● **The task**: Work out how many lines of the listing below mention the word "title", and give only that figure.

● **The data**:
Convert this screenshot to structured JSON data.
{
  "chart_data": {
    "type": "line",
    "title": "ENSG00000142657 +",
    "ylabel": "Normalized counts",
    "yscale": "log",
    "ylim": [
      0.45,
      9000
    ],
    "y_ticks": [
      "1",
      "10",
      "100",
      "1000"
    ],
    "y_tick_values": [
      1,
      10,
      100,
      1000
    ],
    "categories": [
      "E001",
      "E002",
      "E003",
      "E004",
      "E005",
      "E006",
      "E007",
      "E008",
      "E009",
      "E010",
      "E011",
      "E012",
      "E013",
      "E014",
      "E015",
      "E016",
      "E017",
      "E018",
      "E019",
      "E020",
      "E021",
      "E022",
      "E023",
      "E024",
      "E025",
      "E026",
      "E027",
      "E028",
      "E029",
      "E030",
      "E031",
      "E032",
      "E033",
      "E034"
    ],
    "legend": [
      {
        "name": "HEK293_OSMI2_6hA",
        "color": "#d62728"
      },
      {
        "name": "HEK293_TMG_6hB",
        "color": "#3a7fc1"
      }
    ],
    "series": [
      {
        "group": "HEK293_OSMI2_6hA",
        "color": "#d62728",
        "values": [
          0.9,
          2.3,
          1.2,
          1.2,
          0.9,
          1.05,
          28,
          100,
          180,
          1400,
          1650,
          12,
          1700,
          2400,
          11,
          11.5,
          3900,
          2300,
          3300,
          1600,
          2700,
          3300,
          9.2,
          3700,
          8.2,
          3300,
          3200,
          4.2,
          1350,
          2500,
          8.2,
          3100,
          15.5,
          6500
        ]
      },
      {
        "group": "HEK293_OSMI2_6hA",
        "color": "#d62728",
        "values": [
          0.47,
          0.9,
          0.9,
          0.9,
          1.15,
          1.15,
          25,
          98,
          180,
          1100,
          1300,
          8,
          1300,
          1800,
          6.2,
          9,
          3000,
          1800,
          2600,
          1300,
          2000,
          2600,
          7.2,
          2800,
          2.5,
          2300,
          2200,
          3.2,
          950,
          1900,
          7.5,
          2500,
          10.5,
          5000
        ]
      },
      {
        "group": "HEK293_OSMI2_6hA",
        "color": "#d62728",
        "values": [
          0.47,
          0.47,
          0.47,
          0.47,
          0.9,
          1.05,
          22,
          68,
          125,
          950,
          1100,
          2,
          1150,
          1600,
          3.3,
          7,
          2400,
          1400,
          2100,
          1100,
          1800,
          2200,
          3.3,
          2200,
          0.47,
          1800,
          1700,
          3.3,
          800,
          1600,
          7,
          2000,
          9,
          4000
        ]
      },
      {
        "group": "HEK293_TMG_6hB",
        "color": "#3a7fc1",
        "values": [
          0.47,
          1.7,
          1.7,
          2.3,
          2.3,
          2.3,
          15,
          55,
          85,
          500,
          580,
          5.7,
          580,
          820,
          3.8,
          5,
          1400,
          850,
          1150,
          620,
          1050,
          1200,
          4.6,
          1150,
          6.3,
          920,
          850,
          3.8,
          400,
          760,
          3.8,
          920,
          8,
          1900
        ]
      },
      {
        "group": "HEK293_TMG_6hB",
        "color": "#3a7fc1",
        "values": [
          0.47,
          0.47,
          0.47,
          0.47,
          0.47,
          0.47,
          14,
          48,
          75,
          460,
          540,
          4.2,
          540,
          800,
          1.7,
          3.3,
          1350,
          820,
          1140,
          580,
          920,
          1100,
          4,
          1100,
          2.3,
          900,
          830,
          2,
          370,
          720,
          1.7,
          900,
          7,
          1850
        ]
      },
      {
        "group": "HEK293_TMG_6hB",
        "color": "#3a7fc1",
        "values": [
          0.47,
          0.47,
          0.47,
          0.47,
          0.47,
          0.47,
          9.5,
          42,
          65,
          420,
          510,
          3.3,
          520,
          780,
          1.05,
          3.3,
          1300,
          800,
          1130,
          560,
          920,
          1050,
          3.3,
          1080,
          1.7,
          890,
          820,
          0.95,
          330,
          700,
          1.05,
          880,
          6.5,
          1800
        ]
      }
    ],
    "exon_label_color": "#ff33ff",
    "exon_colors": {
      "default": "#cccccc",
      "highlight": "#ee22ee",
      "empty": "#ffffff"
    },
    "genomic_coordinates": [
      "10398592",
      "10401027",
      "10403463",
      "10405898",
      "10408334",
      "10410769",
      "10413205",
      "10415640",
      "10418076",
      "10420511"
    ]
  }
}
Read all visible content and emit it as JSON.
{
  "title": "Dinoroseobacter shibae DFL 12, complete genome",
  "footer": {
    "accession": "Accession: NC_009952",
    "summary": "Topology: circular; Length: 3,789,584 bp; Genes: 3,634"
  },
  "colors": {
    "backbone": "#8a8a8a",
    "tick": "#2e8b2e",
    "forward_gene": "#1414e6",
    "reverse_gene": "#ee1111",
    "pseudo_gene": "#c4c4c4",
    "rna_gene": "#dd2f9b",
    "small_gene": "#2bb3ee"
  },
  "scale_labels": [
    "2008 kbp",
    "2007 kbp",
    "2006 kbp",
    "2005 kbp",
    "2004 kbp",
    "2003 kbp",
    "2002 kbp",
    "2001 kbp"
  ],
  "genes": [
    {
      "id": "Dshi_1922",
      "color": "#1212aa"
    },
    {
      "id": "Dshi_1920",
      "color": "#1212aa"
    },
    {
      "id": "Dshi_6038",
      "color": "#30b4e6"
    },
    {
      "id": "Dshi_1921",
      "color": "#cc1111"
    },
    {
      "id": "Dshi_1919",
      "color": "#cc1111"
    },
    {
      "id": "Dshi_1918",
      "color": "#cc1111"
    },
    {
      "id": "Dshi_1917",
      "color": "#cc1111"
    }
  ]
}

● **Finished exercise**: 2